--- EXERCISE GOAL ---
Restate the data exactly as given and keep the pictures out.

--- MATERIAL PROVIDED ---
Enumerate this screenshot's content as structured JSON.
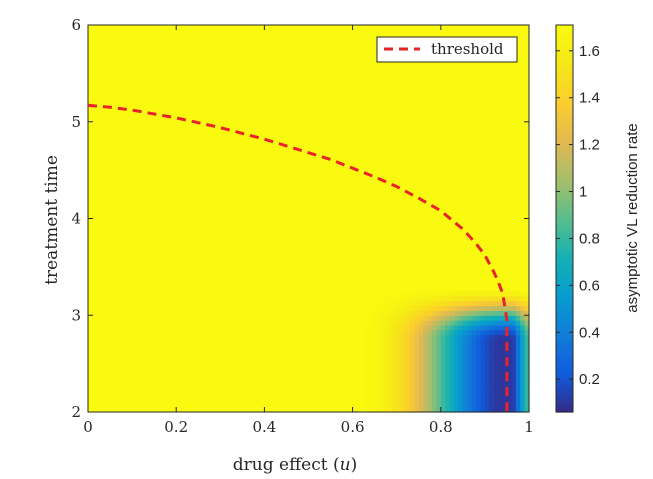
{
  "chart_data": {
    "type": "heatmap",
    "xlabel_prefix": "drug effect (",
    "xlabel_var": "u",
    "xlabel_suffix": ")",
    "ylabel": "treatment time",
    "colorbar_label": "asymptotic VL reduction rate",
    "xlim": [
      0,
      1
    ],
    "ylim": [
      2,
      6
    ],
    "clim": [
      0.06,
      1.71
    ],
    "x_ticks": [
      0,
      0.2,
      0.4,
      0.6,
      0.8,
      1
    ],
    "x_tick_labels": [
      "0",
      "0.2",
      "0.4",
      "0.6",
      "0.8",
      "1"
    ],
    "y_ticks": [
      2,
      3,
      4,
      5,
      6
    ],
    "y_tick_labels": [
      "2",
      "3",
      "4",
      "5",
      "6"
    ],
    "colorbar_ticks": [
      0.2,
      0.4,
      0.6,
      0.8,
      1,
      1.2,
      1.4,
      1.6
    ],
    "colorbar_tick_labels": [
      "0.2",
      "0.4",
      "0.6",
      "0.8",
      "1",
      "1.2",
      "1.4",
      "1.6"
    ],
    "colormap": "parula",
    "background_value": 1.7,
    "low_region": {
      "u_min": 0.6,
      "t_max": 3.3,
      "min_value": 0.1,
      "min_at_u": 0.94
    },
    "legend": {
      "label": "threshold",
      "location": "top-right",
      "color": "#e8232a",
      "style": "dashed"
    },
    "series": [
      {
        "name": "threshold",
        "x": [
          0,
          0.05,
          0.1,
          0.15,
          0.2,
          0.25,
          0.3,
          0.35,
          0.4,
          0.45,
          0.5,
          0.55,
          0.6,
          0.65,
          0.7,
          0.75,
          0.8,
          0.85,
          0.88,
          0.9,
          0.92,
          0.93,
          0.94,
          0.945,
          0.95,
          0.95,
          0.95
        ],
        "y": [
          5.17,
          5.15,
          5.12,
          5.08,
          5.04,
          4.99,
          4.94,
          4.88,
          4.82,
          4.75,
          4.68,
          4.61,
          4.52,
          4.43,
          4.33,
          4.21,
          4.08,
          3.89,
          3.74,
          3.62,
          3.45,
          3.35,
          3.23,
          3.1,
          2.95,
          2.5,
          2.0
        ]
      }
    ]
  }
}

--- EXERCISE RESULT ---
Enumerate this screenshot's content as structured JSON.
{
  "chart_data": {
    "type": "heatmap",
    "xlabel_prefix": "drug effect (",
    "xlabel_var": "u",
    "xlabel_suffix": ")",
    "ylabel": "treatment time",
    "colorbar_label": "asymptotic VL reduction rate",
    "xlim": [
      0,
      1
    ],
    "ylim": [
      2,
      6
    ],
    "clim": [
      0.06,
      1.71
    ],
    "x_ticks": [
      0,
      0.2,
      0.4,
      0.6,
      0.8,
      1
    ],
    "x_tick_labels": [
      "0",
      "0.2",
      "0.4",
      "0.6",
      "0.8",
      "1"
    ],
    "y_ticks": [
      2,
      3,
      4,
      5,
      6
    ],
    "y_tick_labels": [
      "2",
      "3",
      "4",
      "5",
      "6"
    ],
    "colorbar_ticks": [
      0.2,
      0.4,
      0.6,
      0.8,
      1,
      1.2,
      1.4,
      1.6
    ],
    "colorbar_tick_labels": [
      "0.2",
      "0.4",
      "0.6",
      "0.8",
      "1",
      "1.2",
      "1.4",
      "1.6"
    ],
    "colormap": "parula",
    "background_value": 1.7,
    "low_region": {
      "u_min": 0.6,
      "t_max": 3.3,
      "min_value": 0.1,
      "min_at_u": 0.94
    },
    "legend": {
      "label": "threshold",
      "location": "top-right",
      "color": "#e8232a",
      "style": "dashed"
    },
    "series": [
      {
        "name": "threshold",
        "x": [
          0,
          0.05,
          0.1,
          0.15,
          0.2,
          0.25,
          0.3,
          0.35,
          0.4,
          0.45,
          0.5,
          0.55,
          0.6,
          0.65,
          0.7,
          0.75,
          0.8,
          0.85,
          0.88,
          0.9,
          0.92,
          0.93,
          0.94,
          0.945,
          0.95,
          0.95,
          0.95
        ],
        "y": [
          5.17,
          5.15,
          5.12,
          5.08,
          5.04,
          4.99,
          4.94,
          4.88,
          4.82,
          4.75,
          4.68,
          4.61,
          4.52,
          4.43,
          4.33,
          4.21,
          4.08,
          3.89,
          3.74,
          3.62,
          3.45,
          3.35,
          3.23,
          3.1,
          2.95,
          2.5,
          2.0
        ]
      }
    ]
  }
}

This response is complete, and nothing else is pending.